What is needed here is an exact copy of every entry.

#### Dataset entries

● ● ● ● ● ● ●

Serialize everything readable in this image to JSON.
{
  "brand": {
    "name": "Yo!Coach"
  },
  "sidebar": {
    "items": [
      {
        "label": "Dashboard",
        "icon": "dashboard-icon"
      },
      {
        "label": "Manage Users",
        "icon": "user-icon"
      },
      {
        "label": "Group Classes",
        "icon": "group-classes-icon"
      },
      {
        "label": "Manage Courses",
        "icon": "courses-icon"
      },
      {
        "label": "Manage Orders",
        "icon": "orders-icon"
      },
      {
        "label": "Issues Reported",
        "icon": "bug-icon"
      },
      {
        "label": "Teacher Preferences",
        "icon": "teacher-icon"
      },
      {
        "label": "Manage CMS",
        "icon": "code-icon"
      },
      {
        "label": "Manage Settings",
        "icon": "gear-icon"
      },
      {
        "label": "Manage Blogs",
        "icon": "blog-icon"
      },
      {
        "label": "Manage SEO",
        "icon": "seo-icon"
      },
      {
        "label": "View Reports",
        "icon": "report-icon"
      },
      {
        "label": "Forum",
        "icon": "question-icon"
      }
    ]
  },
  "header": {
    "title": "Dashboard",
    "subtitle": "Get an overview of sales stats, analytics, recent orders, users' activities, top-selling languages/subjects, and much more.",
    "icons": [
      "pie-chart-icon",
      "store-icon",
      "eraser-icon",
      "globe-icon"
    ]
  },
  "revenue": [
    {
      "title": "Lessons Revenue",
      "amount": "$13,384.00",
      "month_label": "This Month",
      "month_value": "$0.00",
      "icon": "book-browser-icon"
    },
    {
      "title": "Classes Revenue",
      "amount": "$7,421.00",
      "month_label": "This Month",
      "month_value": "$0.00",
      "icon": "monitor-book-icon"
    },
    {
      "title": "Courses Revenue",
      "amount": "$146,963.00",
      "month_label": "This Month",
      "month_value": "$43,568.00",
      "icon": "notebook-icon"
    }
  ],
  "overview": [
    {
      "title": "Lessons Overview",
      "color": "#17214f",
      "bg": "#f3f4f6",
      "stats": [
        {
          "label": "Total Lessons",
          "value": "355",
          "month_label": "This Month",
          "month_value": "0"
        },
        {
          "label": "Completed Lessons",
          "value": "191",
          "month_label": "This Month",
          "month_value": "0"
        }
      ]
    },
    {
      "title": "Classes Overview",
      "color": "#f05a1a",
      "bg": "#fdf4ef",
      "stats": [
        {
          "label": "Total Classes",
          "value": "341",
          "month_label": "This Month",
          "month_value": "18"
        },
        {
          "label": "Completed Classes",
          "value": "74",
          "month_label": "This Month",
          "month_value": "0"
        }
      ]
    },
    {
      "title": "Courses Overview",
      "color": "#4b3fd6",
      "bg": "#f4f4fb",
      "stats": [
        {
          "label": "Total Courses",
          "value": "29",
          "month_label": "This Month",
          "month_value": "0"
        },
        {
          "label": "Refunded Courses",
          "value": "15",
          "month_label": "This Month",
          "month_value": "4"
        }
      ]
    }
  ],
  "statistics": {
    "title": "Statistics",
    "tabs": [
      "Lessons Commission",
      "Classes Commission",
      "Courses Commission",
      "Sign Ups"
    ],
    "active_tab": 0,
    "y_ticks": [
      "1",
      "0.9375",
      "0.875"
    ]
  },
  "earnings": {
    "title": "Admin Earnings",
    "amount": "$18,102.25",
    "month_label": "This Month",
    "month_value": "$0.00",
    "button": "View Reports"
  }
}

● ● ● ● ● ● ●

#### Solution to this task
Serialize everything readable in this image to JSON.
{
  "brand": {
    "name": "Yo!Coach"
  },
  "sidebar": {
    "items": [
      {
        "label": "Dashboard",
        "icon": "dashboard-icon"
      },
      {
        "label": "Manage Users",
        "icon": "user-icon"
      },
      {
        "label": "Group Classes",
        "icon": "group-classes-icon"
      },
      {
        "label": "Manage Courses",
        "icon": "courses-icon"
      },
      {
        "label": "Manage Orders",
        "icon": "orders-icon"
      },
      {
        "label": "Issues Reported",
        "icon": "bug-icon"
      },
      {
        "label": "Teacher Preferences",
        "icon": "teacher-icon"
      },
      {
        "label": "Manage CMS",
        "icon": "code-icon"
      },
      {
        "label": "Manage Settings",
        "icon": "gear-icon"
      },
      {
        "label": "Manage Blogs",
        "icon": "blog-icon"
      },
      {
        "label": "Manage SEO",
        "icon": "seo-icon"
      },
      {
        "label": "View Reports",
        "icon": "report-icon"
      },
      {
        "label": "Forum",
        "icon": "question-icon"
      }
    ]
  },
  "header": {
    "title": "Dashboard",
    "subtitle": "Get an overview of sales stats, analytics, recent orders, users' activities, top-selling languages/subjects, and much more.",
    "icons": [
      "pie-chart-icon",
      "store-icon",
      "eraser-icon",
      "globe-icon"
    ]
  },
  "revenue": [
    {
      "title": "Lessons Revenue",
      "amount": "$13,384.00",
      "month_label": "This Month",
      "month_value": "$0.00",
      "icon": "book-browser-icon"
    },
    {
      "title": "Classes Revenue",
      "amount": "$7,421.00",
      "month_label": "This Month",
      "month_value": "$0.00",
      "icon": "monitor-book-icon"
    },
    {
      "title": "Courses Revenue",
      "amount": "$146,963.00",
      "month_label": "This Month",
      "month_value": "$43,568.00",
      "icon": "notebook-icon"
    }
  ],
  "overview": [
    {
      "title": "Lessons Overview",
      "color": "#17214f",
      "bg": "#f3f4f6",
      "stats": [
        {
          "label": "Total Lessons",
          "value": "355",
          "month_label": "This Month",
          "month_value": "0"
        },
        {
          "label": "Completed Lessons",
          "value": "191",
          "month_label": "This Month",
          "month_value": "0"
        }
      ]
    },
    {
      "title": "Classes Overview",
      "color": "#f05a1a",
      "bg": "#fdf4ef",
      "stats": [
        {
          "label": "Total Classes",
          "value": "341",
          "month_label": "This Month",
          "month_value": "18"
        },
        {
          "label": "Completed Classes",
          "value": "74",
          "month_label": "This Month",
          "month_value": "0"
        }
      ]
    },
    {
      "title": "Courses Overview",
      "color": "#4b3fd6",
      "bg": "#f4f4fb",
      "stats": [
        {
          "label": "Total Courses",
          "value": "29",
          "month_label": "This Month",
          "month_value": "0"
        },
        {
          "label": "Refunded Courses",
          "value": "15",
          "month_label": "This Month",
          "month_value": "4"
        }
      ]
    }
  ],
  "statistics": {
    "title": "Statistics",
    "tabs": [
      "Lessons Commission",
      "Classes Commission",
      "Courses Commission",
      "Sign Ups"
    ],
    "active_tab": 0,
    "y_ticks": [
      "1",
      "0.9375",
      "0.875"
    ]
  },
  "earnings": {
    "title": "Admin Earnings",
    "amount": "$18,102.25",
    "month_label": "This Month",
    "month_value": "$0.00",
    "button": "View Reports"
  }
}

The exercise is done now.